_REQUIRED TASK_
Pictures do not belong in your copy. Repeat all the other data exactly.
--- start EXERCISE MATERIAL ---
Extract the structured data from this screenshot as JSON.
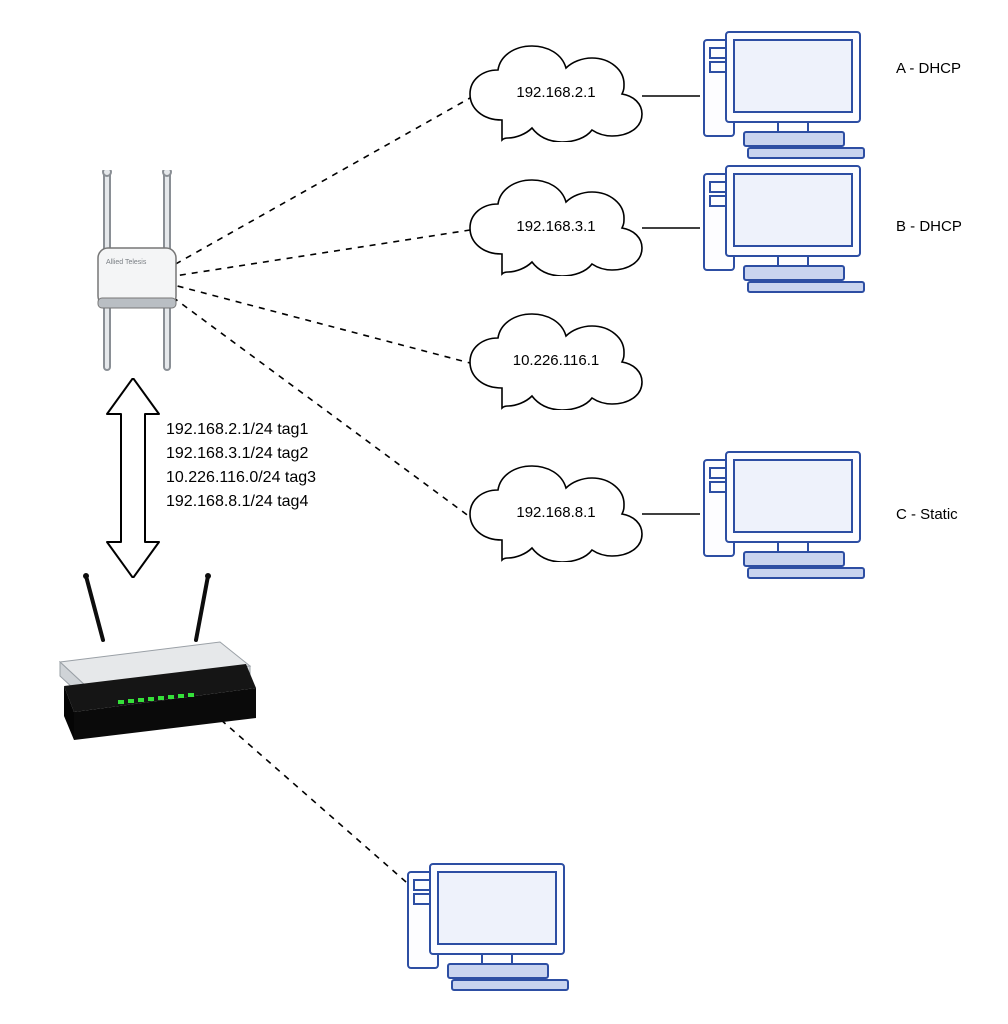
{
  "clouds": {
    "c1": "192.168.2.1",
    "c2": "192.168.3.1",
    "c3": "10.226.116.1",
    "c4": "192.168.8.1"
  },
  "hosts": {
    "a": "A - DHCP",
    "b": "B - DHCP",
    "c": "C - Static"
  },
  "vlans": {
    "l1": "192.168.2.1/24 tag1",
    "l2": "192.168.3.1/24 tag2",
    "l3": "10.226.116.0/24 tag3",
    "l4": "192.168.8.1/24 tag4"
  }
}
--- end EXERCISE MATERIAL ---
_TASK RESULT_
Extract the structured data from this screenshot as JSON.
{
  "clouds": {
    "c1": "192.168.2.1",
    "c2": "192.168.3.1",
    "c3": "10.226.116.1",
    "c4": "192.168.8.1"
  },
  "hosts": {
    "a": "A - DHCP",
    "b": "B - DHCP",
    "c": "C - Static"
  },
  "vlans": {
    "l1": "192.168.2.1/24 tag1",
    "l2": "192.168.3.1/24 tag2",
    "l3": "10.226.116.0/24 tag3",
    "l4": "192.168.8.1/24 tag4"
  }
}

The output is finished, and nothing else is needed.